## Description of the task:
Report every line in the listing that contains the string "Lettuce".
--- Dataset content ---
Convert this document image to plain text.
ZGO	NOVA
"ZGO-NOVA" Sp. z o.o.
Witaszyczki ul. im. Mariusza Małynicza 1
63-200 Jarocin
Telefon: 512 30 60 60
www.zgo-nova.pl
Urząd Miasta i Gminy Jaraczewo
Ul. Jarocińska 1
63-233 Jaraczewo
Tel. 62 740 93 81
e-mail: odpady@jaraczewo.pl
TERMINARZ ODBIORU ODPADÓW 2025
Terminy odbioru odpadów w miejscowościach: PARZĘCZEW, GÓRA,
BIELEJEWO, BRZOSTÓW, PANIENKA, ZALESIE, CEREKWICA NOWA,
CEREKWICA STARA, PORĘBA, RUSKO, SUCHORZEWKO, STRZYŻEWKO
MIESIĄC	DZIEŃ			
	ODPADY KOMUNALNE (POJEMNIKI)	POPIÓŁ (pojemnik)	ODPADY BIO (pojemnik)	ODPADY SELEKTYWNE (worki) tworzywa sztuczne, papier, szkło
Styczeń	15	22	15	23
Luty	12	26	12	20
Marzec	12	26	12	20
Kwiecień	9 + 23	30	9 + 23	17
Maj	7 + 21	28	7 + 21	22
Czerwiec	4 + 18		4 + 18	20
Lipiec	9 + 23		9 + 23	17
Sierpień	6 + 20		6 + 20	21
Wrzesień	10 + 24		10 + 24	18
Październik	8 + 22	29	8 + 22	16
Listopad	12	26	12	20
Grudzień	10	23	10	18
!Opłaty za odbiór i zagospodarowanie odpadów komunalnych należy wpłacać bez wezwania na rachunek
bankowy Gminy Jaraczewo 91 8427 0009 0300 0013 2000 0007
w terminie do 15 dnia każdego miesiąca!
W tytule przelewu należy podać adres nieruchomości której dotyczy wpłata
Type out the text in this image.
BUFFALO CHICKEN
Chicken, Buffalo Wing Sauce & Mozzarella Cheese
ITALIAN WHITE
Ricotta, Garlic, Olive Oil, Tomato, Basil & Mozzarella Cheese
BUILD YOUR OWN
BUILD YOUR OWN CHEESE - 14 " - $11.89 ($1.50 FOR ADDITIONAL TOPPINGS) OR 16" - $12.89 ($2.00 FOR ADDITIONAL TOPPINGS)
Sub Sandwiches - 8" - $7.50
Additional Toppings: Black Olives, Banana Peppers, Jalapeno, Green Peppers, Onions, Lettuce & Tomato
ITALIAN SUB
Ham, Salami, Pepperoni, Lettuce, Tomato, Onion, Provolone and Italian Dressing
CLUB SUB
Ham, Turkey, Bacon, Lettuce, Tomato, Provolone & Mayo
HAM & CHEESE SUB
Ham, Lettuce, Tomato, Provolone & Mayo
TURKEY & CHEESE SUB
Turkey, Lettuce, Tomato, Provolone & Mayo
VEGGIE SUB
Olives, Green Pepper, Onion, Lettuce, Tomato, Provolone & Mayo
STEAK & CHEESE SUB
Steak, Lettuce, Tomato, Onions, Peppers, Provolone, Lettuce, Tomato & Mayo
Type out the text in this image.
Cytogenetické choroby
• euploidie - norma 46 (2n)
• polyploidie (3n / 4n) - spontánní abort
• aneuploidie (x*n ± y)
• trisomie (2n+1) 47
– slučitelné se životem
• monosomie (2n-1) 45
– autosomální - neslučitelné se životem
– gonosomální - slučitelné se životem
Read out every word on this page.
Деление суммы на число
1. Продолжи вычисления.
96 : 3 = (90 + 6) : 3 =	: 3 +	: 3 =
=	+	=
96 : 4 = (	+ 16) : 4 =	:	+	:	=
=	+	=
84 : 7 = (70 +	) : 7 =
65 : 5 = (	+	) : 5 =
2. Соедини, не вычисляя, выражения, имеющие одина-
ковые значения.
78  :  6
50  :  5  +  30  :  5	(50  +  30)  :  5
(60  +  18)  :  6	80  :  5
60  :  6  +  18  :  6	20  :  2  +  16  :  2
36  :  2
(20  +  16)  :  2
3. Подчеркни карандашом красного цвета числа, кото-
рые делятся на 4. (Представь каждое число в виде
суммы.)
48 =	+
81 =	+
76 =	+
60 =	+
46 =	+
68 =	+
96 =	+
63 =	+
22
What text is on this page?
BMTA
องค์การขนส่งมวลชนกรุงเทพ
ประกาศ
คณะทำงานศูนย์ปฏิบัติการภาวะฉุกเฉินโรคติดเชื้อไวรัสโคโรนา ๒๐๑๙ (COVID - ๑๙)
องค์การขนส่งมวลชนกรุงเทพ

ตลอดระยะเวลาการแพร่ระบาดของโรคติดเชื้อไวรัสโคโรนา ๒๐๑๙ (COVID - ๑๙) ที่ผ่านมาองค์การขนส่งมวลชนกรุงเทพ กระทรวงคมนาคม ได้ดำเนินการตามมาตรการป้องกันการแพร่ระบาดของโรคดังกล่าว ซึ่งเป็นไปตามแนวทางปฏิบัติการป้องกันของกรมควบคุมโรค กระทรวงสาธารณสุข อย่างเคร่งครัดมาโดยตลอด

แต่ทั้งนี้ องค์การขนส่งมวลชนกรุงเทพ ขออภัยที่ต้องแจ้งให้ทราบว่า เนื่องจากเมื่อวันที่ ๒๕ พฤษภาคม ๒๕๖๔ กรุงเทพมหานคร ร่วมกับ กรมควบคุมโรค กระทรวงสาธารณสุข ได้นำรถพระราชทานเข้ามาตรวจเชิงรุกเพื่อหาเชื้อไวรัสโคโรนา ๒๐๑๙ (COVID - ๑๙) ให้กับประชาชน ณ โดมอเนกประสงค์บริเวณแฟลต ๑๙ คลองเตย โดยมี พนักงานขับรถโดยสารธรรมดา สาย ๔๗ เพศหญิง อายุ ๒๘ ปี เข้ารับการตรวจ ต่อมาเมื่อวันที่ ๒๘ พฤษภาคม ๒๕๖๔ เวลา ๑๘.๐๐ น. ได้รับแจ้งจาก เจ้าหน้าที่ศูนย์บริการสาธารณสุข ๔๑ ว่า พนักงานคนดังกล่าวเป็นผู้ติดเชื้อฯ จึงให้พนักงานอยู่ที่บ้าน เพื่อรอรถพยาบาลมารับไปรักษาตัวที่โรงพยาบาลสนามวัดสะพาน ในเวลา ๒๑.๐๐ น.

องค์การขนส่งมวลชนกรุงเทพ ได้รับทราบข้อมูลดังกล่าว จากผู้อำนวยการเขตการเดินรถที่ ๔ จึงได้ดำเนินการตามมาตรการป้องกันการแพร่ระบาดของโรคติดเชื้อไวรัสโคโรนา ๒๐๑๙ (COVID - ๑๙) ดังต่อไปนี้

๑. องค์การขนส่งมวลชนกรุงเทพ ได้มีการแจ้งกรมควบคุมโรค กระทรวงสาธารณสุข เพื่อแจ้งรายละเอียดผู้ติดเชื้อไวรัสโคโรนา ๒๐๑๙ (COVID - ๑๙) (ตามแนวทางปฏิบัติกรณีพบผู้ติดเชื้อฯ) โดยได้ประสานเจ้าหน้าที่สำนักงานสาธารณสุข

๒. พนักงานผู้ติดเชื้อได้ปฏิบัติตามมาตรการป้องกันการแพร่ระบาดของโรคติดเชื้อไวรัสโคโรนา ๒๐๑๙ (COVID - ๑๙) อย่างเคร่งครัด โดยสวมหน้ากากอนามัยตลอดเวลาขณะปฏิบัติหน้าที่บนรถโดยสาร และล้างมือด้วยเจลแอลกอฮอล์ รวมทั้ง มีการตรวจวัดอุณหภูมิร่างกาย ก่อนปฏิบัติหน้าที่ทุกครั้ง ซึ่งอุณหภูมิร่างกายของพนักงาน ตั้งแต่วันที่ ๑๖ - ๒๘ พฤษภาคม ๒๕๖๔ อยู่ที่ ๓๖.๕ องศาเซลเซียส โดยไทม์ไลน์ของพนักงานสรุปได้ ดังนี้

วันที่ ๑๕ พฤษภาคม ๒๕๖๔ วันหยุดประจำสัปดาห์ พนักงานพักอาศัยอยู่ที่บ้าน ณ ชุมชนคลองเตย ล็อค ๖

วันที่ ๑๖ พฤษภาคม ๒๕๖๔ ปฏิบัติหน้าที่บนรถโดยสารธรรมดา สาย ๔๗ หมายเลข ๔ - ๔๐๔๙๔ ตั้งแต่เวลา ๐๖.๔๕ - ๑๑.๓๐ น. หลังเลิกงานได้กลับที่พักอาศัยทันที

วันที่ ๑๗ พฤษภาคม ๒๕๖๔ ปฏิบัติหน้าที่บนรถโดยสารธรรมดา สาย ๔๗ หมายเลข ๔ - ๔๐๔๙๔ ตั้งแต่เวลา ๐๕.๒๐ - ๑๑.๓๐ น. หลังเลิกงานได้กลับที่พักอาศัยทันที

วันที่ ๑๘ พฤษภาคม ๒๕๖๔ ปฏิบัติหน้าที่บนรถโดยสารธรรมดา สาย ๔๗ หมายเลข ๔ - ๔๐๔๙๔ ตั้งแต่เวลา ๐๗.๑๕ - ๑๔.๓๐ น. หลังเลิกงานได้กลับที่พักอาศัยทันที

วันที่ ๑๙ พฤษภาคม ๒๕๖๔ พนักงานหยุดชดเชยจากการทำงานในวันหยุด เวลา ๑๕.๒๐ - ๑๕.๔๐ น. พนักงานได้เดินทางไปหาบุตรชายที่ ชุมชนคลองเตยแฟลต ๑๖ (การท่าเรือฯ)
---
## Exercise response:
Additional Toppings: Black Olives, Banana Peppers, Jalapeno, Green Peppers, Onions, Lettuce & Tomato
Ham, Salami, Pepperoni, Lettuce, Tomato, Onion, Provolone and Italian Dressing
Ham, Turkey, Bacon, Lettuce, Tomato, Provolone & Mayo
Ham, Lettuce, Tomato, Provolone & Mayo
Turkey, Lettuce, Tomato, Provolone & Mayo
Olives, Green Pepper, Onion, Lettuce, Tomato, Provolone & Mayo
Steak, Lettuce, Tomato, Onions, Peppers, Provolone, Lettuce, Tomato & Mayo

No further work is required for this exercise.